● **RECORD EXCERPTS**
________
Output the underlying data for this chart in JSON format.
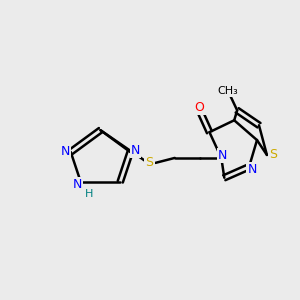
{
  "bg_color": "#ebebeb",
  "bond_color": "#000000",
  "bond_width": 1.8,
  "atom_colors": {
    "N": "#0000ff",
    "S": "#ccaa00",
    "S_thio": "#ccaa00",
    "O": "#ff0000",
    "H": "#008080",
    "C": "#000000"
  },
  "font_size": 9,
  "title": ""
}
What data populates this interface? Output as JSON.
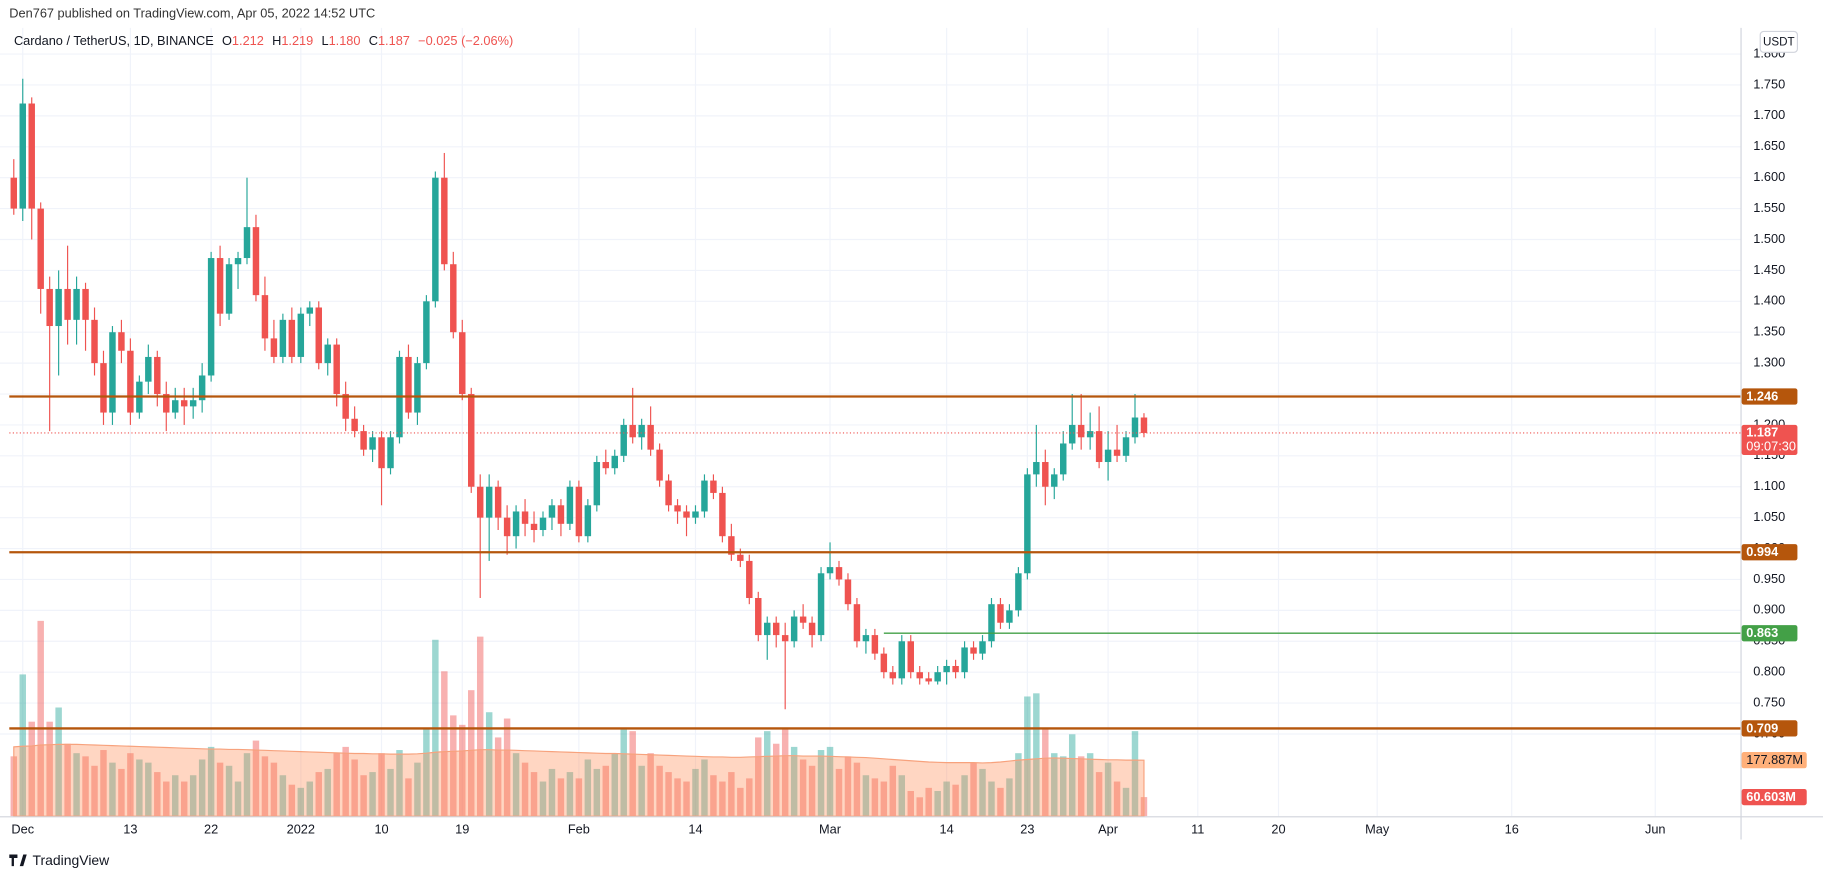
{
  "header": {
    "published": "Den767 published on TradingView.com, Apr 05, 2022 14:52 UTC",
    "brand": "TradingView"
  },
  "chart_data": {
    "type": "candlestick",
    "legend": {
      "symbol": "Cardano / TetherUS, 1D, BINANCE",
      "o_label": "O",
      "open": "1.212",
      "h_label": "H",
      "high": "1.219",
      "l_label": "L",
      "low": "1.180",
      "c_label": "C",
      "close": "1.187",
      "change": "−0.025",
      "change_pct": "(−2.06%)"
    },
    "currency": "USDT",
    "up_color": "#26a69a",
    "down_color": "#ef5350",
    "xlim": [
      -0.5,
      192.5
    ],
    "ylim": [
      0.567,
      1.831
    ],
    "volume_ylim": [
      0,
      620
    ],
    "grid": true,
    "xticks": [
      {
        "value": 1,
        "label": "Dec"
      },
      {
        "value": 13,
        "label": "13"
      },
      {
        "value": 22,
        "label": "22"
      },
      {
        "value": 32,
        "label": "2022"
      },
      {
        "value": 41,
        "label": "10"
      },
      {
        "value": 50,
        "label": "19"
      },
      {
        "value": 63,
        "label": "Feb"
      },
      {
        "value": 76,
        "label": "14"
      },
      {
        "value": 91,
        "label": "Mar"
      },
      {
        "value": 104,
        "label": "14"
      },
      {
        "value": 113,
        "label": "23"
      },
      {
        "value": 122,
        "label": "Apr"
      },
      {
        "value": 132,
        "label": "11"
      },
      {
        "value": 141,
        "label": "20"
      },
      {
        "value": 152,
        "label": "May"
      },
      {
        "value": 167,
        "label": "16"
      },
      {
        "value": 183,
        "label": "Jun"
      }
    ],
    "yticks": [
      {
        "value": 0.7,
        "label": "0.700"
      },
      {
        "value": 0.75,
        "label": "0.750"
      },
      {
        "value": 0.8,
        "label": "0.800"
      },
      {
        "value": 0.85,
        "label": "0.850"
      },
      {
        "value": 0.9,
        "label": "0.900"
      },
      {
        "value": 0.95,
        "label": "0.950"
      },
      {
        "value": 1.0,
        "label": "1.000"
      },
      {
        "value": 1.05,
        "label": "1.050"
      },
      {
        "value": 1.1,
        "label": "1.100"
      },
      {
        "value": 1.15,
        "label": "1.150"
      },
      {
        "value": 1.2,
        "label": "1.200"
      },
      {
        "value": 1.25,
        "label": "1.250"
      },
      {
        "value": 1.3,
        "label": "1.300"
      },
      {
        "value": 1.35,
        "label": "1.350"
      },
      {
        "value": 1.4,
        "label": "1.400"
      },
      {
        "value": 1.45,
        "label": "1.450"
      },
      {
        "value": 1.5,
        "label": "1.500"
      },
      {
        "value": 1.55,
        "label": "1.550"
      },
      {
        "value": 1.6,
        "label": "1.600"
      },
      {
        "value": 1.65,
        "label": "1.650"
      },
      {
        "value": 1.7,
        "label": "1.700"
      },
      {
        "value": 1.75,
        "label": "1.750"
      },
      {
        "value": 1.8,
        "label": "1.800"
      }
    ],
    "levels": [
      {
        "value": 1.246,
        "color": "#b5560c"
      },
      {
        "value": 0.994,
        "color": "#b5560c"
      },
      {
        "value": 0.863,
        "color": "#43a047",
        "from": 97
      },
      {
        "value": 0.709,
        "color": "#b5560c"
      }
    ],
    "countdown": "09:07:30",
    "candles": [
      [
        1.6,
        1.63,
        1.54,
        1.55
      ],
      [
        1.55,
        1.76,
        1.53,
        1.72
      ],
      [
        1.72,
        1.73,
        1.5,
        1.55
      ],
      [
        1.55,
        1.56,
        1.38,
        1.42
      ],
      [
        1.42,
        1.44,
        1.19,
        1.36
      ],
      [
        1.36,
        1.45,
        1.28,
        1.42
      ],
      [
        1.42,
        1.49,
        1.33,
        1.37
      ],
      [
        1.37,
        1.44,
        1.33,
        1.42
      ],
      [
        1.42,
        1.43,
        1.32,
        1.37
      ],
      [
        1.37,
        1.39,
        1.28,
        1.3
      ],
      [
        1.3,
        1.32,
        1.2,
        1.22
      ],
      [
        1.22,
        1.36,
        1.2,
        1.35
      ],
      [
        1.35,
        1.37,
        1.3,
        1.32
      ],
      [
        1.32,
        1.34,
        1.2,
        1.22
      ],
      [
        1.22,
        1.28,
        1.21,
        1.27
      ],
      [
        1.27,
        1.33,
        1.25,
        1.31
      ],
      [
        1.31,
        1.32,
        1.23,
        1.25
      ],
      [
        1.25,
        1.27,
        1.19,
        1.22
      ],
      [
        1.22,
        1.26,
        1.21,
        1.24
      ],
      [
        1.24,
        1.26,
        1.2,
        1.23
      ],
      [
        1.23,
        1.26,
        1.21,
        1.24
      ],
      [
        1.24,
        1.3,
        1.22,
        1.28
      ],
      [
        1.28,
        1.48,
        1.27,
        1.47
      ],
      [
        1.47,
        1.49,
        1.36,
        1.38
      ],
      [
        1.38,
        1.47,
        1.37,
        1.46
      ],
      [
        1.46,
        1.48,
        1.42,
        1.47
      ],
      [
        1.47,
        1.6,
        1.46,
        1.52
      ],
      [
        1.52,
        1.54,
        1.4,
        1.41
      ],
      [
        1.41,
        1.44,
        1.32,
        1.34
      ],
      [
        1.34,
        1.37,
        1.3,
        1.31
      ],
      [
        1.31,
        1.38,
        1.3,
        1.37
      ],
      [
        1.37,
        1.39,
        1.3,
        1.31
      ],
      [
        1.31,
        1.39,
        1.3,
        1.38
      ],
      [
        1.38,
        1.4,
        1.36,
        1.39
      ],
      [
        1.39,
        1.4,
        1.29,
        1.3
      ],
      [
        1.3,
        1.34,
        1.28,
        1.33
      ],
      [
        1.33,
        1.34,
        1.23,
        1.25
      ],
      [
        1.25,
        1.27,
        1.19,
        1.21
      ],
      [
        1.21,
        1.23,
        1.18,
        1.19
      ],
      [
        1.19,
        1.2,
        1.15,
        1.16
      ],
      [
        1.16,
        1.19,
        1.14,
        1.18
      ],
      [
        1.18,
        1.19,
        1.07,
        1.13
      ],
      [
        1.13,
        1.19,
        1.12,
        1.18
      ],
      [
        1.18,
        1.32,
        1.17,
        1.31
      ],
      [
        1.31,
        1.33,
        1.21,
        1.22
      ],
      [
        1.22,
        1.31,
        1.2,
        1.3
      ],
      [
        1.3,
        1.41,
        1.29,
        1.4
      ],
      [
        1.4,
        1.61,
        1.39,
        1.6
      ],
      [
        1.6,
        1.64,
        1.45,
        1.46
      ],
      [
        1.46,
        1.48,
        1.34,
        1.35
      ],
      [
        1.35,
        1.37,
        1.24,
        1.25
      ],
      [
        1.25,
        1.26,
        1.09,
        1.1
      ],
      [
        1.1,
        1.12,
        0.92,
        1.05
      ],
      [
        1.05,
        1.12,
        0.98,
        1.1
      ],
      [
        1.1,
        1.11,
        1.03,
        1.05
      ],
      [
        1.05,
        1.07,
        0.99,
        1.02
      ],
      [
        1.02,
        1.07,
        1.0,
        1.06
      ],
      [
        1.06,
        1.08,
        1.02,
        1.04
      ],
      [
        1.04,
        1.06,
        1.01,
        1.03
      ],
      [
        1.03,
        1.06,
        1.02,
        1.05
      ],
      [
        1.05,
        1.08,
        1.03,
        1.07
      ],
      [
        1.07,
        1.08,
        1.02,
        1.04
      ],
      [
        1.04,
        1.11,
        1.03,
        1.1
      ],
      [
        1.1,
        1.11,
        1.01,
        1.02
      ],
      [
        1.02,
        1.08,
        1.01,
        1.07
      ],
      [
        1.07,
        1.15,
        1.06,
        1.14
      ],
      [
        1.14,
        1.16,
        1.12,
        1.13
      ],
      [
        1.13,
        1.16,
        1.12,
        1.15
      ],
      [
        1.15,
        1.21,
        1.14,
        1.2
      ],
      [
        1.2,
        1.26,
        1.17,
        1.18
      ],
      [
        1.18,
        1.21,
        1.16,
        1.2
      ],
      [
        1.2,
        1.23,
        1.15,
        1.16
      ],
      [
        1.16,
        1.17,
        1.1,
        1.11
      ],
      [
        1.11,
        1.12,
        1.06,
        1.07
      ],
      [
        1.07,
        1.08,
        1.04,
        1.06
      ],
      [
        1.06,
        1.07,
        1.02,
        1.05
      ],
      [
        1.05,
        1.07,
        1.04,
        1.06
      ],
      [
        1.06,
        1.12,
        1.05,
        1.11
      ],
      [
        1.11,
        1.12,
        1.08,
        1.09
      ],
      [
        1.09,
        1.1,
        1.01,
        1.02
      ],
      [
        1.02,
        1.04,
        0.98,
        0.99
      ],
      [
        0.99,
        1.0,
        0.97,
        0.98
      ],
      [
        0.98,
        0.99,
        0.91,
        0.92
      ],
      [
        0.92,
        0.93,
        0.85,
        0.86
      ],
      [
        0.86,
        0.89,
        0.82,
        0.88
      ],
      [
        0.88,
        0.89,
        0.84,
        0.86
      ],
      [
        0.86,
        0.88,
        0.74,
        0.85
      ],
      [
        0.85,
        0.9,
        0.84,
        0.89
      ],
      [
        0.89,
        0.91,
        0.87,
        0.88
      ],
      [
        0.88,
        0.89,
        0.84,
        0.86
      ],
      [
        0.86,
        0.97,
        0.85,
        0.96
      ],
      [
        0.96,
        1.01,
        0.95,
        0.97
      ],
      [
        0.97,
        0.98,
        0.94,
        0.95
      ],
      [
        0.95,
        0.96,
        0.9,
        0.91
      ],
      [
        0.91,
        0.92,
        0.84,
        0.85
      ],
      [
        0.85,
        0.87,
        0.83,
        0.86
      ],
      [
        0.86,
        0.87,
        0.82,
        0.83
      ],
      [
        0.83,
        0.84,
        0.79,
        0.8
      ],
      [
        0.8,
        0.81,
        0.78,
        0.79
      ],
      [
        0.79,
        0.86,
        0.78,
        0.85
      ],
      [
        0.85,
        0.86,
        0.79,
        0.8
      ],
      [
        0.8,
        0.81,
        0.78,
        0.79
      ],
      [
        0.79,
        0.8,
        0.78,
        0.785
      ],
      [
        0.785,
        0.81,
        0.78,
        0.8
      ],
      [
        0.8,
        0.82,
        0.78,
        0.81
      ],
      [
        0.81,
        0.82,
        0.79,
        0.8
      ],
      [
        0.8,
        0.85,
        0.79,
        0.84
      ],
      [
        0.84,
        0.85,
        0.82,
        0.83
      ],
      [
        0.83,
        0.86,
        0.82,
        0.85
      ],
      [
        0.85,
        0.92,
        0.84,
        0.91
      ],
      [
        0.91,
        0.92,
        0.87,
        0.88
      ],
      [
        0.88,
        0.91,
        0.87,
        0.9
      ],
      [
        0.9,
        0.97,
        0.89,
        0.96
      ],
      [
        0.96,
        1.13,
        0.95,
        1.12
      ],
      [
        1.12,
        1.2,
        1.1,
        1.14
      ],
      [
        1.14,
        1.16,
        1.07,
        1.1
      ],
      [
        1.1,
        1.13,
        1.08,
        1.12
      ],
      [
        1.12,
        1.19,
        1.11,
        1.17
      ],
      [
        1.17,
        1.25,
        1.16,
        1.2
      ],
      [
        1.2,
        1.25,
        1.16,
        1.18
      ],
      [
        1.18,
        1.22,
        1.16,
        1.19
      ],
      [
        1.19,
        1.23,
        1.13,
        1.14
      ],
      [
        1.14,
        1.19,
        1.11,
        1.16
      ],
      [
        1.16,
        1.2,
        1.14,
        1.15
      ],
      [
        1.15,
        1.19,
        1.14,
        1.18
      ],
      [
        1.18,
        1.25,
        1.17,
        1.212
      ],
      [
        1.212,
        1.219,
        1.18,
        1.187
      ]
    ],
    "volume": [
      190,
      450,
      300,
      620,
      300,
      345,
      230,
      200,
      190,
      160,
      210,
      170,
      150,
      200,
      180,
      170,
      140,
      110,
      130,
      110,
      130,
      180,
      220,
      170,
      160,
      110,
      200,
      240,
      190,
      170,
      130,
      100,
      90,
      110,
      140,
      150,
      200,
      220,
      180,
      130,
      140,
      200,
      150,
      210,
      120,
      170,
      280,
      560,
      460,
      320,
      290,
      400,
      570,
      330,
      250,
      310,
      200,
      170,
      140,
      110,
      150,
      120,
      140,
      120,
      180,
      150,
      160,
      200,
      280,
      270,
      160,
      200,
      160,
      140,
      120,
      110,
      150,
      180,
      130,
      110,
      140,
      90,
      120,
      250,
      270,
      230,
      280,
      220,
      180,
      160,
      210,
      220,
      150,
      190,
      170,
      130,
      120,
      110,
      160,
      130,
      80,
      60,
      90,
      80,
      110,
      100,
      130,
      170,
      150,
      110,
      90,
      120,
      200,
      380,
      390,
      280,
      200,
      190,
      260,
      190,
      200,
      140,
      170,
      110,
      90,
      270,
      60.603
    ],
    "volume_ma": [
      220,
      222,
      223,
      226,
      227,
      228,
      228,
      228,
      227,
      226,
      225,
      224,
      223,
      222,
      221,
      220,
      219,
      218,
      217,
      216,
      215,
      214,
      213,
      213,
      212,
      212,
      211,
      210,
      209,
      208,
      207,
      206,
      205,
      204,
      203,
      202,
      201,
      200,
      199,
      199,
      198,
      198,
      197,
      197,
      197,
      198,
      200,
      203,
      205,
      206,
      207,
      209,
      211,
      211,
      210,
      210,
      209,
      208,
      207,
      206,
      205,
      204,
      203,
      202,
      201,
      200,
      199,
      199,
      198,
      197,
      196,
      195,
      194,
      193,
      192,
      191,
      190,
      189,
      188,
      188,
      187,
      187,
      188,
      189,
      190,
      191,
      192,
      192,
      191,
      191,
      191,
      190,
      189,
      188,
      187,
      186,
      184,
      182,
      180,
      178,
      176,
      174,
      172,
      171,
      170,
      170,
      170,
      170,
      169,
      170,
      172,
      175,
      178,
      180,
      182,
      184,
      185,
      184,
      183,
      182,
      181,
      180,
      179,
      179,
      178,
      178,
      177.887
    ],
    "volume_label": "60.603M",
    "volume_ma_label": "177.887M"
  }
}
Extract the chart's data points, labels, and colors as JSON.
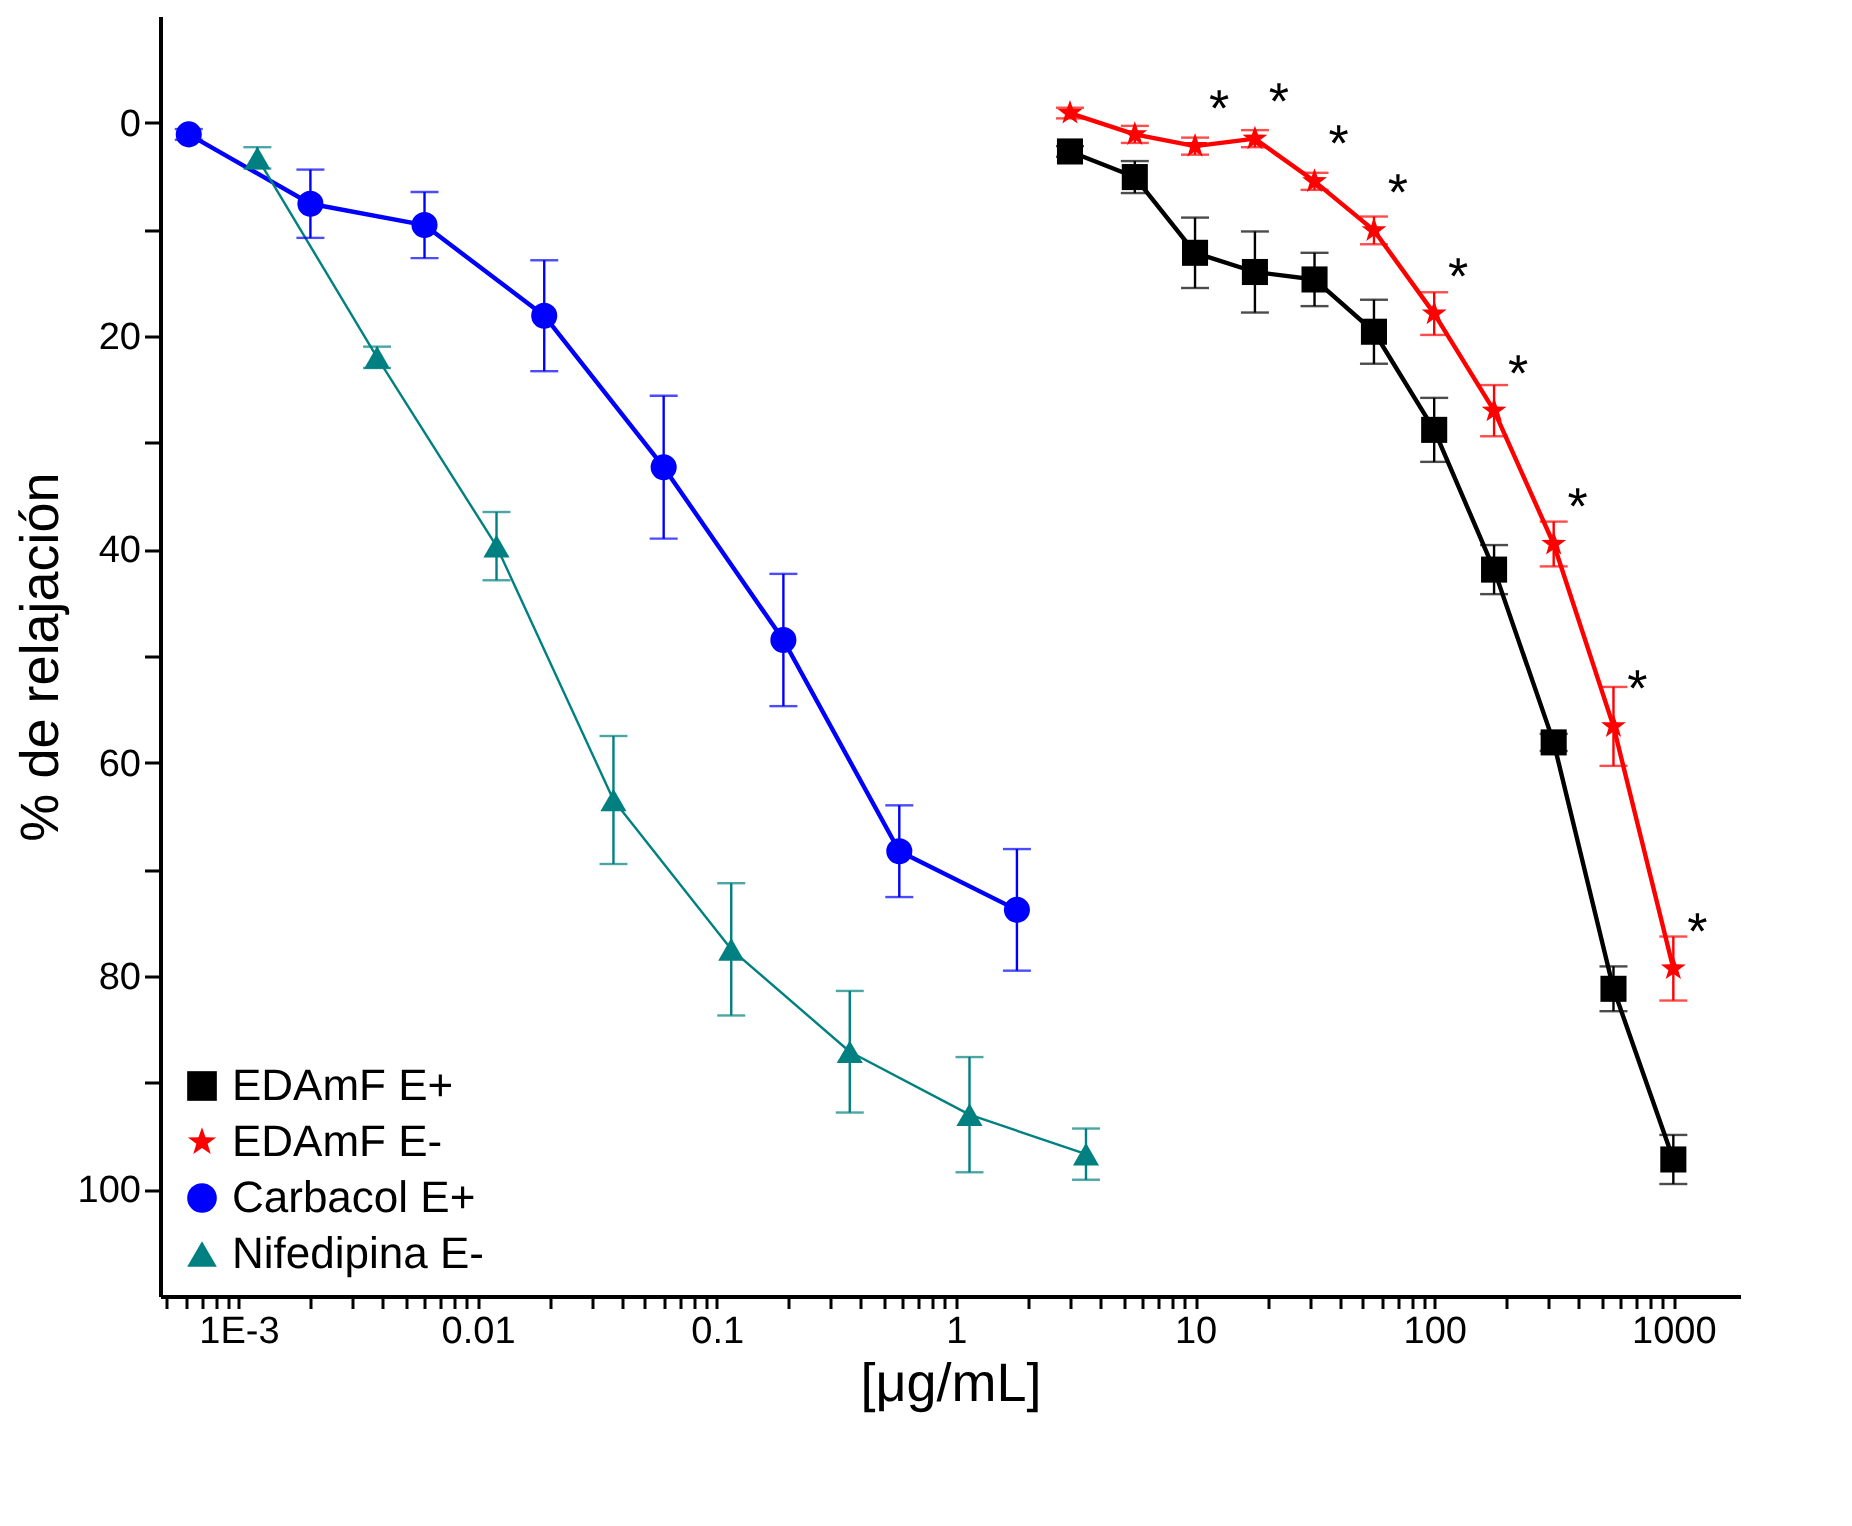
________
● **WHAT YOU SHOULD DO**
Pick out each line that holds the string "Output".

● **ANSWER TO THIS TASK**
Output the underlying data for this chart in JSON format.
What data populates this interface? Output as JSON.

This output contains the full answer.